> [YOUR OBJECTIVE]
Below are the records; collect from them each line containing the string "para".

> [Stored records]
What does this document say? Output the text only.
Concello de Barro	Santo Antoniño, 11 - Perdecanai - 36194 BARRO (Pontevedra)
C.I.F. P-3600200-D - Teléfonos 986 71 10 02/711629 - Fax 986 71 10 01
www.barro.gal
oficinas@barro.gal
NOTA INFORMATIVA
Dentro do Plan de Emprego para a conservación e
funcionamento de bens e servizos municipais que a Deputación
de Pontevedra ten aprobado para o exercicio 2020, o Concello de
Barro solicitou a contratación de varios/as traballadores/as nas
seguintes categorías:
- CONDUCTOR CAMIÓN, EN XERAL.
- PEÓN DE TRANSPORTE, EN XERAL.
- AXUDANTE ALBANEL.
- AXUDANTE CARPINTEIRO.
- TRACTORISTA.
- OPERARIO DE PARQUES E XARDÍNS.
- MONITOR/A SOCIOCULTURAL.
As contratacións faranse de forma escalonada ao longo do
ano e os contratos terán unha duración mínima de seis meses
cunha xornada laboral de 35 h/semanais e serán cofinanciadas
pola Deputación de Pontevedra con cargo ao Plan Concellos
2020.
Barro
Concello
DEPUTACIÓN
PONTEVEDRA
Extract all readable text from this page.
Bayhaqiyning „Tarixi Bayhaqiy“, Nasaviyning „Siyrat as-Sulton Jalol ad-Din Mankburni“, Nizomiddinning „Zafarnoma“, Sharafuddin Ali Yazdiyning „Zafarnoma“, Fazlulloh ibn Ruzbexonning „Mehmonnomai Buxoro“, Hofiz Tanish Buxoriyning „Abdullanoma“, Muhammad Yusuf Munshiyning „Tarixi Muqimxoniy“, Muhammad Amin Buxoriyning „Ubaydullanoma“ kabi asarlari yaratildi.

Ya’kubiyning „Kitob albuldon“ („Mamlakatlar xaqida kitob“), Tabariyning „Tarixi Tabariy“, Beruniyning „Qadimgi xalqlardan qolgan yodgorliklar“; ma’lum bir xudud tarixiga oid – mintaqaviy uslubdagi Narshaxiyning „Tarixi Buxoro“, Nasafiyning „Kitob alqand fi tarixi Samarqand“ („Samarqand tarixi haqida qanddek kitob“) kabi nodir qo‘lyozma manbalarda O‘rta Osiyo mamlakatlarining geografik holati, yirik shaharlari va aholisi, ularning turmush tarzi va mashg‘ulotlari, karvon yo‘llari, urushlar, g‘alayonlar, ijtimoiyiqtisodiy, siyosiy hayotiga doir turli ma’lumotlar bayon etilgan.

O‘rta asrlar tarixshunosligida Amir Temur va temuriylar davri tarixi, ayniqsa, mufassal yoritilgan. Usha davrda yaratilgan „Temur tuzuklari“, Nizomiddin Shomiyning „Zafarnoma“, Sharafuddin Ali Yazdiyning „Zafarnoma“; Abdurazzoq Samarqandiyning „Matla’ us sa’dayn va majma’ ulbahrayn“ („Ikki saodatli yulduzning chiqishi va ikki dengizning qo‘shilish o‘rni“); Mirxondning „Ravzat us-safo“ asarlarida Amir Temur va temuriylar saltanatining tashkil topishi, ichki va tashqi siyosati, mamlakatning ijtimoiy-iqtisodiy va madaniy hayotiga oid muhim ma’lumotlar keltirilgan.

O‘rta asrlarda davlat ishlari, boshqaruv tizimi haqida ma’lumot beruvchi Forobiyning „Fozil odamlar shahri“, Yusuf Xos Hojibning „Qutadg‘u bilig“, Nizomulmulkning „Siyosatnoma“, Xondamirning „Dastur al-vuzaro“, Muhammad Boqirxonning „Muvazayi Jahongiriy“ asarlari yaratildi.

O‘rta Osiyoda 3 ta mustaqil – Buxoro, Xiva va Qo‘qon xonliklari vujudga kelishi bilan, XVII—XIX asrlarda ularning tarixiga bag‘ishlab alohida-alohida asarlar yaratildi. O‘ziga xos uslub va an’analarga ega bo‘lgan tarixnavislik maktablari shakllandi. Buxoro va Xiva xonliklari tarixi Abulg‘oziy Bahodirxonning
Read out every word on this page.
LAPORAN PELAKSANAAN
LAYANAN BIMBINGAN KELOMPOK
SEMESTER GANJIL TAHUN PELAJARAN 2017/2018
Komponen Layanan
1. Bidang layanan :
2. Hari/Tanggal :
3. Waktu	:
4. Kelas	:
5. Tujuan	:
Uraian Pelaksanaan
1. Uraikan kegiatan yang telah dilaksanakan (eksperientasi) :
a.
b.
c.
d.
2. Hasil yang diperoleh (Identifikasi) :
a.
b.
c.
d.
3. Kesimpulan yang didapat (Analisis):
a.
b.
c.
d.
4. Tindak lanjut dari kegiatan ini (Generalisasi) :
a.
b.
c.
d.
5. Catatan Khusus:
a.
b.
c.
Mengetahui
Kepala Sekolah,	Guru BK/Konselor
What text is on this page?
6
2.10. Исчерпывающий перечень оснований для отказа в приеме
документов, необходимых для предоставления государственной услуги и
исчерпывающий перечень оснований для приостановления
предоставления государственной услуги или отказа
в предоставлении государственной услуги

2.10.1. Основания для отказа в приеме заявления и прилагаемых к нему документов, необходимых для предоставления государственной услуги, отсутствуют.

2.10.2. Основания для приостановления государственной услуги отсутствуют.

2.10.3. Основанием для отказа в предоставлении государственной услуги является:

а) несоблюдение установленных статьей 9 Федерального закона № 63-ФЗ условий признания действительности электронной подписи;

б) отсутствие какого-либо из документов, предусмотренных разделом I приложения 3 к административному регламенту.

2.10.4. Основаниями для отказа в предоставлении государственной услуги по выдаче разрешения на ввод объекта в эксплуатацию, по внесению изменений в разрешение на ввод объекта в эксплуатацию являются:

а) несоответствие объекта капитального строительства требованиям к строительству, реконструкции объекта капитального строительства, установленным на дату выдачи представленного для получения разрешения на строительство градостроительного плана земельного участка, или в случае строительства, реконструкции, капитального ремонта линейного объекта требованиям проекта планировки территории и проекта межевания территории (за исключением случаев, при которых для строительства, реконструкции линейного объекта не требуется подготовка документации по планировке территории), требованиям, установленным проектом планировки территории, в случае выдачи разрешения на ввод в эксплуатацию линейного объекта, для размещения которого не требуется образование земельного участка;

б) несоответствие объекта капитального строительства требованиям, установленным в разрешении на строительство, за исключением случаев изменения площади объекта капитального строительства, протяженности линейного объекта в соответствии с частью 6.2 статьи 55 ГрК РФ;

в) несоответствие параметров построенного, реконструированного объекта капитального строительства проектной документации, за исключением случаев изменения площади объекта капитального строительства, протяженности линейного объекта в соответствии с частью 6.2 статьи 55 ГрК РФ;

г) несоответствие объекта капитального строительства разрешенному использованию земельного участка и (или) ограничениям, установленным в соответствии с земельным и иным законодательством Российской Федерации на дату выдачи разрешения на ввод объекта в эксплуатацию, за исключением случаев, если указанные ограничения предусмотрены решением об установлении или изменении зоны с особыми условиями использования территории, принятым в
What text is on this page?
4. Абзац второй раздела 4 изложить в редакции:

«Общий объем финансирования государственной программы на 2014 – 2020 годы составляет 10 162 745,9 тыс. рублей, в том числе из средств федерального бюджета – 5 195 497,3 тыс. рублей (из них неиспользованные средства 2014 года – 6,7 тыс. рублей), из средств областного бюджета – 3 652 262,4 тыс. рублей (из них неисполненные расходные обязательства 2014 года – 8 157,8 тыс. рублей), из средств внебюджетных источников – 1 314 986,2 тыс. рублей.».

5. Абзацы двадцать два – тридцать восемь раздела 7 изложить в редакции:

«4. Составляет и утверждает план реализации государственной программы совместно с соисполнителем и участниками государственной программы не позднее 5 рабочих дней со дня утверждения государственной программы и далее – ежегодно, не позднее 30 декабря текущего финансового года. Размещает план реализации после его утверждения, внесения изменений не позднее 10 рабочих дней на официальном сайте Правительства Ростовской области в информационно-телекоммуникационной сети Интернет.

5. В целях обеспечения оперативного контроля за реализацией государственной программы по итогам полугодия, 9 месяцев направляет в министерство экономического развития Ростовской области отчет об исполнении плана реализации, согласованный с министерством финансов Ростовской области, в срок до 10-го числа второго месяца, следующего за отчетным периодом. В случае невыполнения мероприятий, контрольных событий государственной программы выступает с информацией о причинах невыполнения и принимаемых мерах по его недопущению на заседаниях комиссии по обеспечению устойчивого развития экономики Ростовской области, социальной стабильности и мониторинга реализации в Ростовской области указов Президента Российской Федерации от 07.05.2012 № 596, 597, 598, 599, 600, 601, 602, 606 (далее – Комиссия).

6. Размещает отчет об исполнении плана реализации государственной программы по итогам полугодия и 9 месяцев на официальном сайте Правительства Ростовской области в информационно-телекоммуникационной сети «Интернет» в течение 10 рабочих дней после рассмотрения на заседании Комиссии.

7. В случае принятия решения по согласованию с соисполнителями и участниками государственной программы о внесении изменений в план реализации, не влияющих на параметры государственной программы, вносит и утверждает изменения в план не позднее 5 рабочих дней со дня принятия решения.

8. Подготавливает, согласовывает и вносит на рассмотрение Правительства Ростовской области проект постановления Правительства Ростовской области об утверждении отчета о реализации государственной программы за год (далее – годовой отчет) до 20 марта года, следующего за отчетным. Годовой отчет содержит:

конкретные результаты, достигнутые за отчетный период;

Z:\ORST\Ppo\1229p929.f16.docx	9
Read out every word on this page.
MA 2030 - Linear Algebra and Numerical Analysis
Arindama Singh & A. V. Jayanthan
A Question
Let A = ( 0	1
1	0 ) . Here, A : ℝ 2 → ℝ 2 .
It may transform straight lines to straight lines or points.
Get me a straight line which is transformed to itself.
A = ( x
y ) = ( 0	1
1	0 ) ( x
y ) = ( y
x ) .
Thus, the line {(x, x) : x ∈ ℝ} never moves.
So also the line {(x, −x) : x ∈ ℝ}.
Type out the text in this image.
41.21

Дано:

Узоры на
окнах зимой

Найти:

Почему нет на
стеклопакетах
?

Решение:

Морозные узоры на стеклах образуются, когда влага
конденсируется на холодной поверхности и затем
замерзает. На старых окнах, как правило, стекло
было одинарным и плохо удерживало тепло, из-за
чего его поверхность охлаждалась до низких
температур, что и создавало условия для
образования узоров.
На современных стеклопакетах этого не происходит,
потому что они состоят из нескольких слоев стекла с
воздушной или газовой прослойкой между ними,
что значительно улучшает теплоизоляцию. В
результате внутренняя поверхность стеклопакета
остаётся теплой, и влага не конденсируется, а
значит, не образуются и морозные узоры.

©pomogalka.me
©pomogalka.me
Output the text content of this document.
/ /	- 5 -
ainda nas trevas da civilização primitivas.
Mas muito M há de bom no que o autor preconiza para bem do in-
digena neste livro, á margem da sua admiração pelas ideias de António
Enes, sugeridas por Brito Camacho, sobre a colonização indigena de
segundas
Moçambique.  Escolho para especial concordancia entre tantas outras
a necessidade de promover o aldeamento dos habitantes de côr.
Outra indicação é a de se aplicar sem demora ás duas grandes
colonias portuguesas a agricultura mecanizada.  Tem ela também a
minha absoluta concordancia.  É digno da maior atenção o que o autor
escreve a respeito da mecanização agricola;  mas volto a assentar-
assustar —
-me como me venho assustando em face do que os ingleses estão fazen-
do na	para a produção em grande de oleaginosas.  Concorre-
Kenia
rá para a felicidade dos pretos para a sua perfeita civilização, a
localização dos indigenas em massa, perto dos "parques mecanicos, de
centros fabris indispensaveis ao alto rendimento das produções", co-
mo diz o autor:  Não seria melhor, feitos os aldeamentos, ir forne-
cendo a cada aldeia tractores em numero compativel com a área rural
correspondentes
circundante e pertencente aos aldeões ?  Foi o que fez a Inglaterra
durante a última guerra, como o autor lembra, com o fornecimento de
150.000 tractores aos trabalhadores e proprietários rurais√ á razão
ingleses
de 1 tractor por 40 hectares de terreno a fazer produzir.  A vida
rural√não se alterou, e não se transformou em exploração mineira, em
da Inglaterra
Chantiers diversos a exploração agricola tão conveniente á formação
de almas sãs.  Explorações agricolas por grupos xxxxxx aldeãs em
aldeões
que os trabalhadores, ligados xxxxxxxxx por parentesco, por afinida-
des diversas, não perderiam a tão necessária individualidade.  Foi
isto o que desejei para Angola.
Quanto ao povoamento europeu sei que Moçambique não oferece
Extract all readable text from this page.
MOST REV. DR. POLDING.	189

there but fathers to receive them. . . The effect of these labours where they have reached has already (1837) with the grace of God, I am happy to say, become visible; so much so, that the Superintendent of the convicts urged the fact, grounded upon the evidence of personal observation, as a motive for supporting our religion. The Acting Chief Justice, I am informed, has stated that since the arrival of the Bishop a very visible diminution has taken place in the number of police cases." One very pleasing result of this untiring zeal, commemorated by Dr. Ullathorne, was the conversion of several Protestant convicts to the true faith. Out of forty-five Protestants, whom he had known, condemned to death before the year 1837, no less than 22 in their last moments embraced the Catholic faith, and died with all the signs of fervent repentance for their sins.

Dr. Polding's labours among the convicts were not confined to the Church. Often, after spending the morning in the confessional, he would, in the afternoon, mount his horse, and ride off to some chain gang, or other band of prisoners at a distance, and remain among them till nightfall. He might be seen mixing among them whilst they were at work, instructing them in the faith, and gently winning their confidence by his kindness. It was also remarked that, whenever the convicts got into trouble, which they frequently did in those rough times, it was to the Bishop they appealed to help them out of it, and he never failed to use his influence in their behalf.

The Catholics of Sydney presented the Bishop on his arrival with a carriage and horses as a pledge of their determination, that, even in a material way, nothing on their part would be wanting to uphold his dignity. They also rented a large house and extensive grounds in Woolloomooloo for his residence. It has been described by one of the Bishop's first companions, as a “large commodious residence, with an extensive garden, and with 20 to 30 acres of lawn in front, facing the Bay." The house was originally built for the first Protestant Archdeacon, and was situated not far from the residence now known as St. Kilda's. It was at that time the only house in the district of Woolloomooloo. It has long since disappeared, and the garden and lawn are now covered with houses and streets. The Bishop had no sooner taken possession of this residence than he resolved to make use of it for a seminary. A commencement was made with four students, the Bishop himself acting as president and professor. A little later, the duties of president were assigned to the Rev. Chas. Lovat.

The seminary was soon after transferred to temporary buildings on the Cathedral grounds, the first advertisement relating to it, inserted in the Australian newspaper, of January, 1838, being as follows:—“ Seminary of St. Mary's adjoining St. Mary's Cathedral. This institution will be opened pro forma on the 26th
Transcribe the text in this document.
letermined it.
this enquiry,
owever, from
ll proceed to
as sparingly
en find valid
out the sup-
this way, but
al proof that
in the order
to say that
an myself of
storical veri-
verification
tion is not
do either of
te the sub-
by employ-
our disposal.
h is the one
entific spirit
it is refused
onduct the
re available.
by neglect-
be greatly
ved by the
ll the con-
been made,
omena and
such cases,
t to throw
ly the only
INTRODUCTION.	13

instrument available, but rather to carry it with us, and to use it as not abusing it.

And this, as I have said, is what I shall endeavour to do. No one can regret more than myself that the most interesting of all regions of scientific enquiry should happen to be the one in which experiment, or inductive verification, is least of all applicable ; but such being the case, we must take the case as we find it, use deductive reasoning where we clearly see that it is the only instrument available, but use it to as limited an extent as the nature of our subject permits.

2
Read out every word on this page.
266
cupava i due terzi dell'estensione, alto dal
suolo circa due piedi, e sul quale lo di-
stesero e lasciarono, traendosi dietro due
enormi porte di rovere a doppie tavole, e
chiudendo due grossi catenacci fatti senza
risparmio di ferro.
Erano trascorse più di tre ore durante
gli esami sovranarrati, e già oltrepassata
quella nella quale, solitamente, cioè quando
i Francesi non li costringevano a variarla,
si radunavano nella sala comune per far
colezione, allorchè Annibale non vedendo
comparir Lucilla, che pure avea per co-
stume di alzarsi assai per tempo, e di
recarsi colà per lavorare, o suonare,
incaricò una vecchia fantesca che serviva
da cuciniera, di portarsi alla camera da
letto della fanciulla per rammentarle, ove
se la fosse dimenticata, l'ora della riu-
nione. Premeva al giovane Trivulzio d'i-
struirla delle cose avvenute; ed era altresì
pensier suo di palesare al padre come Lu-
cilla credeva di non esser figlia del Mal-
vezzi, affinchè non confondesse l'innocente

> [FINAL ANSWER]
Dentro do Plan de Emprego para a conservación e
de Pontevedra ten aprobado para o exercicio 2020, o Concello de
Mas muito M há de bom no que o autor preconiza para bem do in-
Moçambique.  Escolho para especial concordancia entre tantas outras
do na	para a produção em grande de oleaginosas.  Concorre-
rá para a felicidade dos pretos para a sua perfeita civilização, a
isto o que desejei para Angola.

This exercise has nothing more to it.